> _Excerpted text_:
******************************

[ClusterLabs] I've been working on a split-brain prevention strategy for 2-node clusters.
eric.robinson at psmnv.com
Sun Oct 9 17:42:50 EDT 2016
Digimer, thanks for your thoughts. Booth is one of the solutions I looked at, but I don't like it because it is complex and difficult to implement (and perhaps costly in terms of AWS services or something similar)). As I read through your comments, I returned again and again to the feeling that the troubles you described do not apply to the deaddrop scenario. Your observations are correct in that you cannot make assumptions about the state of the other node when all coms are down. You cannot count on the other node being in a predictable state. That is certainly true, and it is the very problem that I hope to address with DeadDrop. It provides a last-resort "back channel" for coms between the cluster nodes when all other coms are down, removing the element of assumption.
Consider a few scenarios.
1. Data center A is primary, B is secondary. Coms are lost between A and B, but both of them can still reach the Internet. Node A notices loss of coms with B, but it is already primary so it cares not. Node B sees loss of normal cluster communication, and it might normally think of switching to primary, but first it checks the DeadDrop and it sees a note from A saying, "I'm fine and serving pages for customers." B aborts its plan to become primary. Later, after normal links are restored, B rejoins the cluster still as secondary. There is no element of assumption here.
2. Data center A is primary, B is secondary. A loses communication with the Internet, but not with B. B can still talk to the Internet. B initiates a graceful failover. Again no assumptions.
3. Data center A is primary, B is secondary. Data center A goes completely dark. No communication to anything, not to B, and not to the outside world. B wants to go primary, but first it checks DeadDrop, and it finds that A is not leaving messages there either. It therefore KNOWS that A cannot reach the Internet and is not reachable by customers. No assumptions there. B assumes primary role and customers are happy. When A comes back online, it detects split-brain and refuses to join the cluster, notifying operators. Later, operators manually resolve the split brain.

******************************

> _Task requirements_:
a) Decide whether each statement below agrees with the forum post on split-brain prevention above. Answer yes or no for each, and quote the words from the post that settle it.
(i) The writer considers Booth simple to implement.
(ii) In the first scenario, B gives up its plan to become primary after reading a note from A in the DeadDrop.
(iii) In the third scenario, A rejoins the cluster automatically when it comes back online.
b) In the second scenario of the forum post on split-brain prevention above, what does B initiate?
c) Extend the forum post on split-brain prevention above, picking up right after its last sentence.

> _Items_:
******************************

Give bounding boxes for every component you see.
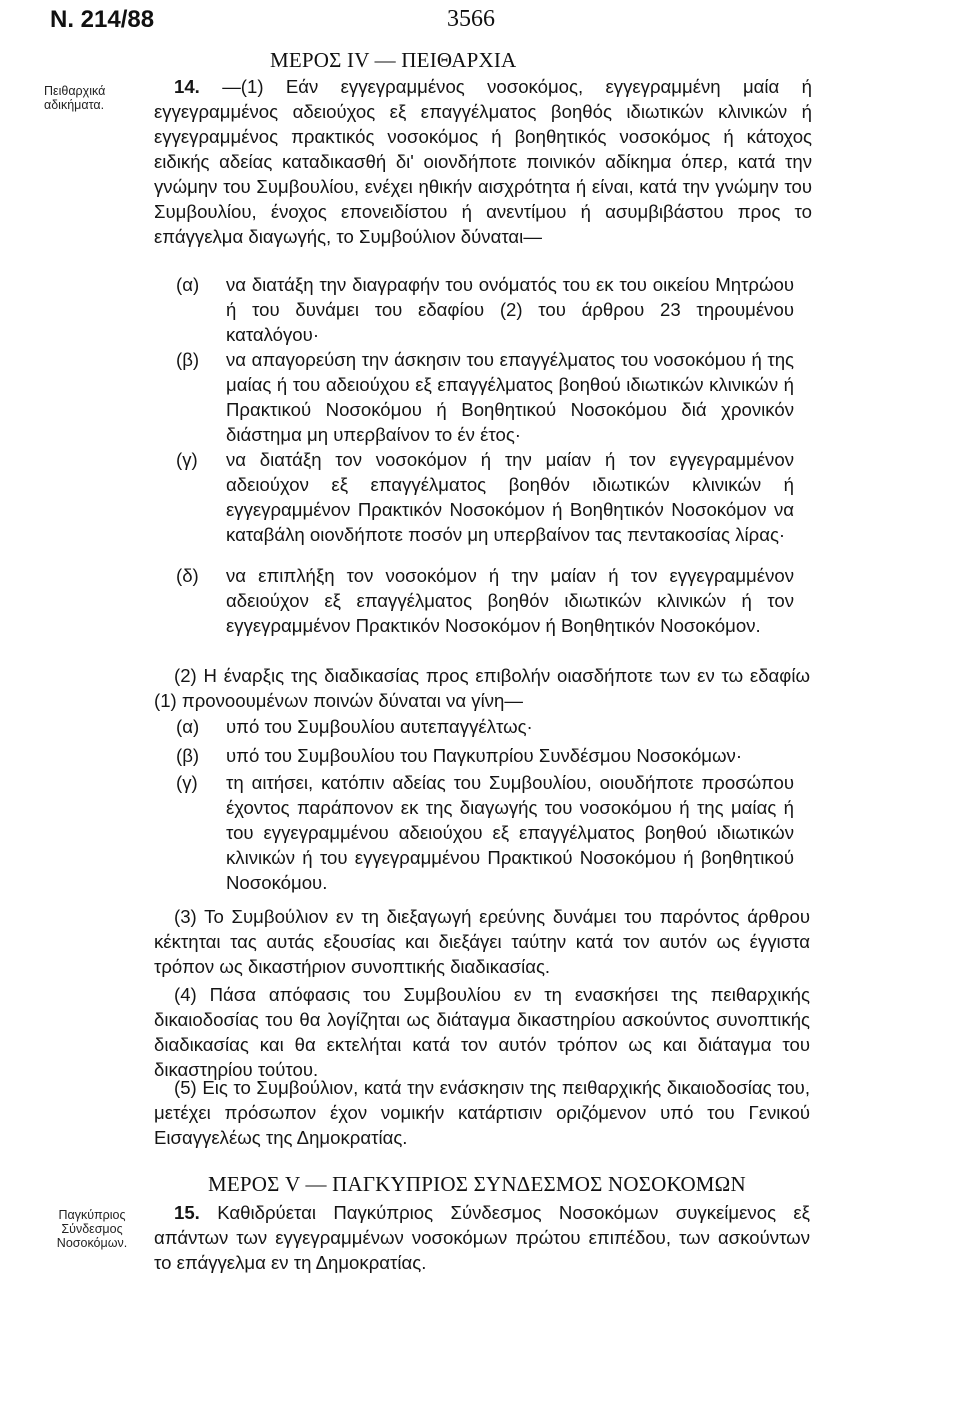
section-14-number: 14. — [174, 76, 200, 97]
item-text: να απαγορεύση την άσκησιν του επαγγέλματος του νοσοκόμου ή της μαίας ή του αδειούχου εξ επαγγέλματος βοηθού ιδιωτικών κλινικών ή Πρακτικού Νοσοκόμου ή Βοηθητικού Νοσοκόμου διά χρονικόν διάστημα μη υπερβαίνον το έν έτος· — [226, 349, 794, 445]
item-label: (δ) — [176, 565, 199, 586]
part-v-title: ΜΕΡΟΣ V — ΠΑΓΚΥΠΡΙΟΣ ΣΥΝΔΕΣΜΟΣ ΝΟΣΟΚΟΜΩΝ — [208, 1172, 746, 1196]
item-text: να διατάξη την διαγραφήν του ονόματός του εκ του οικείου Μητρώου ή του δυνάμει του εδαφίου (2) του άρθρου 23 τηρουμένου καταλόγου· — [226, 274, 794, 345]
item-text: υπό του Συμβουλίου αυτεπαγγέλτως· — [226, 716, 533, 737]
item-label: (β) — [176, 349, 200, 370]
item-label: (β) — [176, 745, 200, 766]
subsection-5: (5) Εις το Συμβούλιον, κατά την ενάσκησιν της πειθαρχικής δικαιοδοσίας του, μετέχει πρόσωπον έχον νομικήν κατάρτισιν οριζόμενον υπό του Γενικού Εισαγγελέως της Δημοκρατίας. — [154, 1077, 810, 1148]
margin-note-nurses-association: Παγκύπριος Σύνδεσμος Νοσοκόμων. — [56, 1208, 128, 1250]
margin-note-disciplinary-offences: Πειθαρχικά αδικήματα. — [44, 84, 106, 112]
gazette-reference: N. 214/88 — [50, 6, 155, 33]
subsection-4: (4) Πάσα απόφασις του Συμβουλίου εν τη ενασκήσει της πειθαρχικής δικαιοδοσίας του θα λογίζηται ως διάταγμα δικαστηρίου ασκούντος συνοπτικής διαδικασίας και θα εκτελήται κατά τον αυτόν τρόπον ως και διάταγμα του δικαστηρίου τούτου. — [154, 984, 810, 1080]
item-label: (α) — [176, 716, 200, 737]
part-iv-title: ΜΕΡΟΣ IV — ΠΕΙΘΑΡΧΙΑ — [270, 48, 517, 72]
page-number: 3566 — [447, 6, 495, 32]
section-15-text: Καθιδρύεται Παγκύπριος Σύνδεσμος Νοσοκόμων συγκείμενος εξ απάντων των εγγεγραμμένων νοσοκόμων πρώτου επιπέδου, των ασκούντων το επάγγελμα εν τη Δημοκρατίας. — [154, 1202, 810, 1273]
item-text: υπό του Συμβουλίου του Παγκυπρίου Συνδέσμου Νοσοκόμων· — [226, 745, 743, 766]
item-label: (α) — [176, 274, 200, 295]
section-15-number: 15. — [174, 1202, 200, 1223]
subsection-3: (3) Το Συμβούλιον εν τη διεξαγωγή ερεύνης δυνάμει του παρόντος άρθρου κέκτηται τας αυτάς εξουσίας και διεξάγει ταύτην κατά τον αυτόν ως έγγιστα τρόπον ως δικαστήριον συνοπτικής διαδικασίας. — [154, 906, 810, 977]
item-label: (γ) — [176, 772, 198, 793]
section-14-intro — [154, 74, 812, 249]
section-15 — [154, 1200, 810, 1275]
item-text: τη αιτήσει, κατόπιν αδείας του Συμβουλίου, οιουδήποτε προσώπου έχοντος παράπονον εκ της διαγωγής του νοσοκόμου ή της μαίας ή του εγγεγραμμένου αδειούχου εξ επαγγέλματος βοηθού ιδιωτικών κλινικών ή του εγγεγραμμένου Πρακτικού Νοσοκόμου ή βοηθητικού Νοσοκόμου. — [226, 772, 794, 893]
item-label: (γ) — [176, 449, 198, 470]
item-text: να διατάξη τον νοσοκόμον ή την μαίαν ή τον εγγεγραμμένον αδειούχον εξ επαγγέλματος βοηθόν ιδιωτικών κλινικών ή εγγεγραμμένον Πρακτικόν Νοσοκόμον ή Βοηθητικόν Νοσοκόμον να καταβάλη οιονδήποτε ποσόν μη υπερβαίνον τας πεντακοσίας λίρας· — [226, 449, 794, 545]
subsection-2-intro: (2) Η έναρξις της διαδικασίας προς επιβολήν οιασδήποτε των εν τω εδαφίω (1) προνοουμένων ποινών δύναται να γίνη— — [154, 665, 810, 711]
item-text: να επιπλήξη τον νοσοκόμον ή την μαίαν ή τον εγγεγραμμένον αδειούχον εξ επαγγέλματος βοηθόν ιδιωτικών κλινικών ή τον εγγεγραμμένον Πρακτικόν Νοσοκόμον ή Βοηθητικόν Νοσοκόμον. — [226, 565, 794, 636]
section-14-text: —(1) Εάν εγγεγραμμένος νοσοκόμος, εγγεγραμμένη μαία ή εγγεγραμμένος αδειούχος εξ επαγγέλματος βοηθός ιδιωτικών κλινικών ή εγγεγραμμένος πρακτικός νοσοκόμος ή βοηθητικός νοσοκόμος ή κάτοχος ειδικής αδείας καταδικασθή δι' οιονδήποτε ποινικόν αδίκημα όπερ, κατά την γνώμην του Συμβουλίου, ενέχει ηθικήν αισχρότητα ή είναι, κατά την γνώμην του Συμβουλίου, ένοχος επονειδίστου ή ανεντίμου ή ασυμβιβάστου προς το επάγγελμα διαγωγής, το Συμβούλιον δύναται— — [154, 76, 812, 247]
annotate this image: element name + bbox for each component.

******************************

> _Expected outputs_:
a)
(i) No: "it is complex and difficult to implement"
(ii) Yes: "B aborts its plan to become primary."
(iii) No: "it detects split-brain and refuses to join the cluster, notifying operators."

b) B initiates a graceful failover.

c)
There is no perfect solution, of course, but is seems to me that this simple approach provides a level of availability beyond what you would normally get with a 2-node cluster. What am I missing?
From: Digimer [mailto:lists at alteeve.ca]
Sent: Sunday, October 09, 2016 2:05 PM
To: Cluster Labs - All topics related to open-source clustering welcomed <users at clusterlabs.org>
Subject: Re: [ClusterLabs] I've been working on a split-brain prevention strategy for 2-node clusters.
On 09/10/16 04:33 PM, Eric Robinson wrote:
> I've been working on a script for preventing split-brain in 2-node
> clusters and I would appreciate comments from everyone. If someone
> already has a solution like this, let me know!
> Most of my database clusters are 2-nodes, with each node in a
> geographically separate data center. Our layout looks like the
> following diagram. Each server node has three physical connections to the world.
> LANs A, B , C, D are all physically separate cable plants and
> cross-connects between the data centers (using different switches,
> routers, power, fiber paths, etc.). This is to ensure maximum cluster
> communication intelligence. LANs A and B (Corosync ring 0) are bonded
> at the NICs, as are LANs C and D (Corosync ring 1).
> Hopefully this diagram will come through intact...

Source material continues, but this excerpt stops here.